[DATA LISTING start]
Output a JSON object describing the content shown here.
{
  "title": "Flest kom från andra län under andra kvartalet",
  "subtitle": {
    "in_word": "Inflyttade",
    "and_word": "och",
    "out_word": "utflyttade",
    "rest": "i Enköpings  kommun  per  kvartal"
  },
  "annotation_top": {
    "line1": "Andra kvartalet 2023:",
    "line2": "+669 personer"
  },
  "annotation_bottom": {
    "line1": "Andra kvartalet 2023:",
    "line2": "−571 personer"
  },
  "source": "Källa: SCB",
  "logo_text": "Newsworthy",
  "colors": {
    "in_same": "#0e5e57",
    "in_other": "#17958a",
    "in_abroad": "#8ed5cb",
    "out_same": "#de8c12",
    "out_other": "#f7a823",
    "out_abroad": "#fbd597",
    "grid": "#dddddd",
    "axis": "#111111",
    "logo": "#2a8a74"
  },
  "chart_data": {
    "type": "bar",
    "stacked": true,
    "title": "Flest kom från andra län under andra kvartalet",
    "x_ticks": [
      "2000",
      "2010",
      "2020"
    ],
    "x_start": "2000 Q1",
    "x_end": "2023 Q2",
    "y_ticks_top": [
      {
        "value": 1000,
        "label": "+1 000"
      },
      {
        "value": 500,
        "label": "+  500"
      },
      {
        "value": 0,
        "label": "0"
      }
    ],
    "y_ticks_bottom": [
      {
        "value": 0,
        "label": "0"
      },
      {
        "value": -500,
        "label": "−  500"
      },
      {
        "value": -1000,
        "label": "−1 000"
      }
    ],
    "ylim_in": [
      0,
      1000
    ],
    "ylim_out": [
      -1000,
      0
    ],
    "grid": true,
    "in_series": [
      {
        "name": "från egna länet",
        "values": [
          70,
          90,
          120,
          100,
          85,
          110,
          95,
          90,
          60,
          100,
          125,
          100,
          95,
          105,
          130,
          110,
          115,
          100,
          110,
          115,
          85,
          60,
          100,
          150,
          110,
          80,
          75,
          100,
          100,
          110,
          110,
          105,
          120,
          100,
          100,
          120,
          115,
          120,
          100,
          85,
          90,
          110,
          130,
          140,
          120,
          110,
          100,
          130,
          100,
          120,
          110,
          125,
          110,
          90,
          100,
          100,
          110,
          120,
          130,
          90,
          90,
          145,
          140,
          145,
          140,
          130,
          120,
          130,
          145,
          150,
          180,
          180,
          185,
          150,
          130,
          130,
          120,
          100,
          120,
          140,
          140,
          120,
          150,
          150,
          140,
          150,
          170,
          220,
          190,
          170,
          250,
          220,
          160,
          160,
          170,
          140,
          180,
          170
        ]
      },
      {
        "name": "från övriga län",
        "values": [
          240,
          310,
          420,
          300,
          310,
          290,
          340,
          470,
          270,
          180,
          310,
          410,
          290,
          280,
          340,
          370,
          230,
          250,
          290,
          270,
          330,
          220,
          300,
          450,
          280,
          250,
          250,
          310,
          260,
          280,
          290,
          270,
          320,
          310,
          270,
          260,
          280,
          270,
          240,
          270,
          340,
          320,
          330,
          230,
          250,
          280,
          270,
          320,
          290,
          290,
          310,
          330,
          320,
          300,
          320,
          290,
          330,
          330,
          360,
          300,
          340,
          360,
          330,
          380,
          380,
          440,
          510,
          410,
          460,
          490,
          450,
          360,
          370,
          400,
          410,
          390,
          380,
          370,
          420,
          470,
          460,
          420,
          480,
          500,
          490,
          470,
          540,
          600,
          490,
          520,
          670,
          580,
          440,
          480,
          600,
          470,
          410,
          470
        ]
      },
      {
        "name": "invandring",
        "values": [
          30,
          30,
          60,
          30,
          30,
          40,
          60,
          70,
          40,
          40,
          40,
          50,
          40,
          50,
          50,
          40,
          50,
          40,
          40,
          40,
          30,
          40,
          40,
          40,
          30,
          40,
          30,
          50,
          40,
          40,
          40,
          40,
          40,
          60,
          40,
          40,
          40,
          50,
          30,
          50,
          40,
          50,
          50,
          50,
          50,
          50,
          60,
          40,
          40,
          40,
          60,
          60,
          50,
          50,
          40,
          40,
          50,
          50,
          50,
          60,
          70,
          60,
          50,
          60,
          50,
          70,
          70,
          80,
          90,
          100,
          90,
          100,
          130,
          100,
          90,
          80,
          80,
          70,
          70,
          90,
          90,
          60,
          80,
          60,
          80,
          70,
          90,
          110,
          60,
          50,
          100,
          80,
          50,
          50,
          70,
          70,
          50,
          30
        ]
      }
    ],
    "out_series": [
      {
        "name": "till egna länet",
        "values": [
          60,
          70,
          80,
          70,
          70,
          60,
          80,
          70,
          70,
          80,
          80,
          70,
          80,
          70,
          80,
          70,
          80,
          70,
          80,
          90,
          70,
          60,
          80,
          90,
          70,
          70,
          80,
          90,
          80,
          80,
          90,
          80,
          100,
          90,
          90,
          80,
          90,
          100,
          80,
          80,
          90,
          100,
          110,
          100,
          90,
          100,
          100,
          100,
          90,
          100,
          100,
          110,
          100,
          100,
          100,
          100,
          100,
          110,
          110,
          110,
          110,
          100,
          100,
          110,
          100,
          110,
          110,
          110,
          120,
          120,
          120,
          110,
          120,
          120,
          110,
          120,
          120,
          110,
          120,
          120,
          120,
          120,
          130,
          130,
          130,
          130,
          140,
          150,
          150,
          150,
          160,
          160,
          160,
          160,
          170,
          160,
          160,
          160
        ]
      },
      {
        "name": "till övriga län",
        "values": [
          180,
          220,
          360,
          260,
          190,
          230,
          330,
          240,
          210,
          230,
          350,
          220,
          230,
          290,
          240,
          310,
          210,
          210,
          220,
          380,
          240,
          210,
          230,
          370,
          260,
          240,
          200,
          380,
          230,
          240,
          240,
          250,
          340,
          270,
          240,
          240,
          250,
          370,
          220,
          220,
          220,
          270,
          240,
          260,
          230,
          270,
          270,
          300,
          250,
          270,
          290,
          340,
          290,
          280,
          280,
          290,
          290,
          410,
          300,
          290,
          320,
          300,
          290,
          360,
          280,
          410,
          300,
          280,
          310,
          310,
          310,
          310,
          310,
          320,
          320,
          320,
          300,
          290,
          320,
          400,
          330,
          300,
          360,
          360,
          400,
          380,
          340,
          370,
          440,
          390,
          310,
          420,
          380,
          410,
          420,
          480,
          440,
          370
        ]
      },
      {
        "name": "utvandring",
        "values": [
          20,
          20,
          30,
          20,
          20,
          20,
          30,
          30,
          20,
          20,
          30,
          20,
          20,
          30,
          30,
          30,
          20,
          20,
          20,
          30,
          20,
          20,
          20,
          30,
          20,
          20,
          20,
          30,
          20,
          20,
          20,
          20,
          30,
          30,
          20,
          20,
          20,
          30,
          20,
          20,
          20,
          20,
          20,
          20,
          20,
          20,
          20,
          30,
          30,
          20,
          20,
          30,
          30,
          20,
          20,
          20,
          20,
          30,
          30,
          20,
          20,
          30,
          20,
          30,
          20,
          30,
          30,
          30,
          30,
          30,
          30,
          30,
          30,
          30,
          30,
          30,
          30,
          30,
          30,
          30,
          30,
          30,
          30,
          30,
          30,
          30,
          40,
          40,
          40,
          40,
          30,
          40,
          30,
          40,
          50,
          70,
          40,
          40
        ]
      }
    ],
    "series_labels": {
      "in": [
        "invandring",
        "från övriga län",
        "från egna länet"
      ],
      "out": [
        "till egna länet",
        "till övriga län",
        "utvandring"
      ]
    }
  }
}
[DATA LISTING end]
→ **TASK**
Please quote every record above exactly as it appears.

→ **WRITTEN REPLY**
Output a JSON object describing the content shown here.
{
  "title": "Flest kom från andra län under andra kvartalet",
  "subtitle": {
    "in_word": "Inflyttade",
    "and_word": "och",
    "out_word": "utflyttade",
    "rest": "i Enköpings  kommun  per  kvartal"
  },
  "annotation_top": {
    "line1": "Andra kvartalet 2023:",
    "line2": "+669 personer"
  },
  "annotation_bottom": {
    "line1": "Andra kvartalet 2023:",
    "line2": "−571 personer"
  },
  "source": "Källa: SCB",
  "logo_text": "Newsworthy",
  "colors": {
    "in_same": "#0e5e57",
    "in_other": "#17958a",
    "in_abroad": "#8ed5cb",
    "out_same": "#de8c12",
    "out_other": "#f7a823",
    "out_abroad": "#fbd597",
    "grid": "#dddddd",
    "axis": "#111111",
    "logo": "#2a8a74"
  },
  "chart_data": {
    "type": "bar",
    "stacked": true,
    "title": "Flest kom från andra län under andra kvartalet",
    "x_ticks": [
      "2000",
      "2010",
      "2020"
    ],
    "x_start": "2000 Q1",
    "x_end": "2023 Q2",
    "y_ticks_top": [
      {
        "value": 1000,
        "label": "+1 000"
      },
      {
        "value": 500,
        "label": "+  500"
      },
      {
        "value": 0,
        "label": "0"
      }
    ],
    "y_ticks_bottom": [
      {
        "value": 0,
        "label": "0"
      },
      {
        "value": -500,
        "label": "−  500"
      },
      {
        "value": -1000,
        "label": "−1 000"
      }
    ],
    "ylim_in": [
      0,
      1000
    ],
    "ylim_out": [
      -1000,
      0
    ],
    "grid": true,
    "in_series": [
      {
        "name": "från egna länet",
        "values": [
          70,
          90,
          120,
          100,
          85,
          110,
          95,
          90,
          60,
          100,
          125,
          100,
          95,
          105,
          130,
          110,
          115,
          100,
          110,
          115,
          85,
          60,
          100,
          150,
          110,
          80,
          75,
          100,
          100,
          110,
          110,
          105,
          120,
          100,
          100,
          120,
          115,
          120,
          100,
          85,
          90,
          110,
          130,
          140,
          120,
          110,
          100,
          130,
          100,
          120,
          110,
          125,
          110,
          90,
          100,
          100,
          110,
          120,
          130,
          90,
          90,
          145,
          140,
          145,
          140,
          130,
          120,
          130,
          145,
          150,
          180,
          180,
          185,
          150,
          130,
          130,
          120,
          100,
          120,
          140,
          140,
          120,
          150,
          150,
          140,
          150,
          170,
          220,
          190,
          170,
          250,
          220,
          160,
          160,
          170,
          140,
          180,
          170
        ]
      },
      {
        "name": "från övriga län",
        "values": [
          240,
          310,
          420,
          300,
          310,
          290,
          340,
          470,
          270,
          180,
          310,
          410,
          290,
          280,
          340,
          370,
          230,
          250,
          290,
          270,
          330,
          220,
          300,
          450,
          280,
          250,
          250,
          310,
          260,
          280,
          290,
          270,
          320,
          310,
          270,
          260,
          280,
          270,
          240,
          270,
          340,
          320,
          330,
          230,
          250,
          280,
          270,
          320,
          290,
          290,
          310,
          330,
          320,
          300,
          320,
          290,
          330,
          330,
          360,
          300,
          340,
          360,
          330,
          380,
          380,
          440,
          510,
          410,
          460,
          490,
          450,
          360,
          370,
          400,
          410,
          390,
          380,
          370,
          420,
          470,
          460,
          420,
          480,
          500,
          490,
          470,
          540,
          600,
          490,
          520,
          670,
          580,
          440,
          480,
          600,
          470,
          410,
          470
        ]
      },
      {
        "name": "invandring",
        "values": [
          30,
          30,
          60,
          30,
          30,
          40,
          60,
          70,
          40,
          40,
          40,
          50,
          40,
          50,
          50,
          40,
          50,
          40,
          40,
          40,
          30,
          40,
          40,
          40,
          30,
          40,
          30,
          50,
          40,
          40,
          40,
          40,
          40,
          60,
          40,
          40,
          40,
          50,
          30,
          50,
          40,
          50,
          50,
          50,
          50,
          50,
          60,
          40,
          40,
          40,
          60,
          60,
          50,
          50,
          40,
          40,
          50,
          50,
          50,
          60,
          70,
          60,
          50,
          60,
          50,
          70,
          70,
          80,
          90,
          100,
          90,
          100,
          130,
          100,
          90,
          80,
          80,
          70,
          70,
          90,
          90,
          60,
          80,
          60,
          80,
          70,
          90,
          110,
          60,
          50,
          100,
          80,
          50,
          50,
          70,
          70,
          50,
          30
        ]
      }
    ],
    "out_series": [
      {
        "name": "till egna länet",
        "values": [
          60,
          70,
          80,
          70,
          70,
          60,
          80,
          70,
          70,
          80,
          80,
          70,
          80,
          70,
          80,
          70,
          80,
          70,
          80,
          90,
          70,
          60,
          80,
          90,
          70,
          70,
          80,
          90,
          80,
          80,
          90,
          80,
          100,
          90,
          90,
          80,
          90,
          100,
          80,
          80,
          90,
          100,
          110,
          100,
          90,
          100,
          100,
          100,
          90,
          100,
          100,
          110,
          100,
          100,
          100,
          100,
          100,
          110,
          110,
          110,
          110,
          100,
          100,
          110,
          100,
          110,
          110,
          110,
          120,
          120,
          120,
          110,
          120,
          120,
          110,
          120,
          120,
          110,
          120,
          120,
          120,
          120,
          130,
          130,
          130,
          130,
          140,
          150,
          150,
          150,
          160,
          160,
          160,
          160,
          170,
          160,
          160,
          160
        ]
      },
      {
        "name": "till övriga län",
        "values": [
          180,
          220,
          360,
          260,
          190,
          230,
          330,
          240,
          210,
          230,
          350,
          220,
          230,
          290,
          240,
          310,
          210,
          210,
          220,
          380,
          240,
          210,
          230,
          370,
          260,
          240,
          200,
          380,
          230,
          240,
          240,
          250,
          340,
          270,
          240,
          240,
          250,
          370,
          220,
          220,
          220,
          270,
          240,
          260,
          230,
          270,
          270,
          300,
          250,
          270,
          290,
          340,
          290,
          280,
          280,
          290,
          290,
          410,
          300,
          290,
          320,
          300,
          290,
          360,
          280,
          410,
          300,
          280,
          310,
          310,
          310,
          310,
          310,
          320,
          320,
          320,
          300,
          290,
          320,
          400,
          330,
          300,
          360,
          360,
          400,
          380,
          340,
          370,
          440,
          390,
          310,
          420,
          380,
          410,
          420,
          480,
          440,
          370
        ]
      },
      {
        "name": "utvandring",
        "values": [
          20,
          20,
          30,
          20,
          20,
          20,
          30,
          30,
          20,
          20,
          30,
          20,
          20,
          30,
          30,
          30,
          20,
          20,
          20,
          30,
          20,
          20,
          20,
          30,
          20,
          20,
          20,
          30,
          20,
          20,
          20,
          20,
          30,
          30,
          20,
          20,
          20,
          30,
          20,
          20,
          20,
          20,
          20,
          20,
          20,
          20,
          20,
          30,
          30,
          20,
          20,
          30,
          30,
          20,
          20,
          20,
          20,
          30,
          30,
          20,
          20,
          30,
          20,
          30,
          20,
          30,
          30,
          30,
          30,
          30,
          30,
          30,
          30,
          30,
          30,
          30,
          30,
          30,
          30,
          30,
          30,
          30,
          30,
          30,
          30,
          30,
          40,
          40,
          40,
          40,
          30,
          40,
          30,
          40,
          50,
          70,
          40,
          40
        ]
      }
    ],
    "series_labels": {
      "in": [
        "invandring",
        "från övriga län",
        "från egna länet"
      ],
      "out": [
        "till egna länet",
        "till övriga län",
        "utvandring"
      ]
    }
  }
}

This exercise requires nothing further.